◆ WORK TO COMPLETE:
Copy out all lines in the data below containing the string "Fundraiser".

◆ Data records:

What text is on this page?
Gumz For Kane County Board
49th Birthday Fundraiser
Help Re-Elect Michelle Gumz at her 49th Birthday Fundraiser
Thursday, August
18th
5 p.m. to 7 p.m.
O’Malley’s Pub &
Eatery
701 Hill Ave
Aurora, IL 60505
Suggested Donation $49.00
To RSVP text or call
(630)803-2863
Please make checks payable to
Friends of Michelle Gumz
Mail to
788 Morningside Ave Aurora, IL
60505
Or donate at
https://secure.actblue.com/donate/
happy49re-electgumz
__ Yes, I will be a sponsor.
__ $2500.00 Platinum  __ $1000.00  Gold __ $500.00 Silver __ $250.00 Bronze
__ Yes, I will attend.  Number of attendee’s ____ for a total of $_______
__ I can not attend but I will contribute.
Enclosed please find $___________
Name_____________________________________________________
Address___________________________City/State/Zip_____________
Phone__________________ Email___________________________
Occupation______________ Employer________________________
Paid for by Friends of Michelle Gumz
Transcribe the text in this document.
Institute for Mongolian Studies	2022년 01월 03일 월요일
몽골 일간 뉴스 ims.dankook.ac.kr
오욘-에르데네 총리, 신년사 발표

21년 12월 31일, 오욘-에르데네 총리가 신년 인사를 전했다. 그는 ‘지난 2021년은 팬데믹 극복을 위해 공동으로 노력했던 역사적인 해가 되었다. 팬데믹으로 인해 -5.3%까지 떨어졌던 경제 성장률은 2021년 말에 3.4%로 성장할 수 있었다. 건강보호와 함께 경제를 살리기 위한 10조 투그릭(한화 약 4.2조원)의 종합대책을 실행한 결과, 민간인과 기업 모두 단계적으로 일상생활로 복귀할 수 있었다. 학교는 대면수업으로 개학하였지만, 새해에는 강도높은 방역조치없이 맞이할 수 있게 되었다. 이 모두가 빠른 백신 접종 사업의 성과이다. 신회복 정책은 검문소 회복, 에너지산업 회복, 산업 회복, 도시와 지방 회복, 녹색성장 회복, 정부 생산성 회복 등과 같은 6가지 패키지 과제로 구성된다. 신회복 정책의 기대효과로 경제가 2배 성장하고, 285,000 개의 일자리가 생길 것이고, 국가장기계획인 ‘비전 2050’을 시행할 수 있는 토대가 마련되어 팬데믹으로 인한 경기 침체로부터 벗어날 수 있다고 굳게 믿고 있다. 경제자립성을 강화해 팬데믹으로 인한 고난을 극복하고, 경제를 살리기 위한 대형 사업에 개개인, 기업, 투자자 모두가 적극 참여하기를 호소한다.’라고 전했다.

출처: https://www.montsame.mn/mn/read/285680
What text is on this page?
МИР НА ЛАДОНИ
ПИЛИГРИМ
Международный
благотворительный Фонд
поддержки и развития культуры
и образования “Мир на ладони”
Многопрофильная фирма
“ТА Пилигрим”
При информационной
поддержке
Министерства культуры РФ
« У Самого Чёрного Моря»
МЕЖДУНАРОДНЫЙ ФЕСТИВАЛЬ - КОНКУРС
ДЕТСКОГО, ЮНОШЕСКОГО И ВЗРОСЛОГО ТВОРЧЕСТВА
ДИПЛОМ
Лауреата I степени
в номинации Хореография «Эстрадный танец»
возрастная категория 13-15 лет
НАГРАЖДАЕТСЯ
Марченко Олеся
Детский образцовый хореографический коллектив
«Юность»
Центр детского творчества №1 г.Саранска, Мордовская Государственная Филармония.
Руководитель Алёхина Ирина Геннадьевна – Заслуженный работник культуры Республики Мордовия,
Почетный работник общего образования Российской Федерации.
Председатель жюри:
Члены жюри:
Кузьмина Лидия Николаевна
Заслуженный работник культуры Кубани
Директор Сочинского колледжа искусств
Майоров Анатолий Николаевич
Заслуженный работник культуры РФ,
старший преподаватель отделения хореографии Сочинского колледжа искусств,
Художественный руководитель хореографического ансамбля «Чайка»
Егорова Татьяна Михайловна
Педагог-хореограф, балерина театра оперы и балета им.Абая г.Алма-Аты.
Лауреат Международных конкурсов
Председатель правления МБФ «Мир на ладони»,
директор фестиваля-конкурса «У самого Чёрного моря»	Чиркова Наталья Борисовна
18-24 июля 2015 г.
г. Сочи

◆ THE SOLUTION:
49th Birthday Fundraiser
Help Re-Elect Michelle Gumz at her 49th Birthday Fundraiser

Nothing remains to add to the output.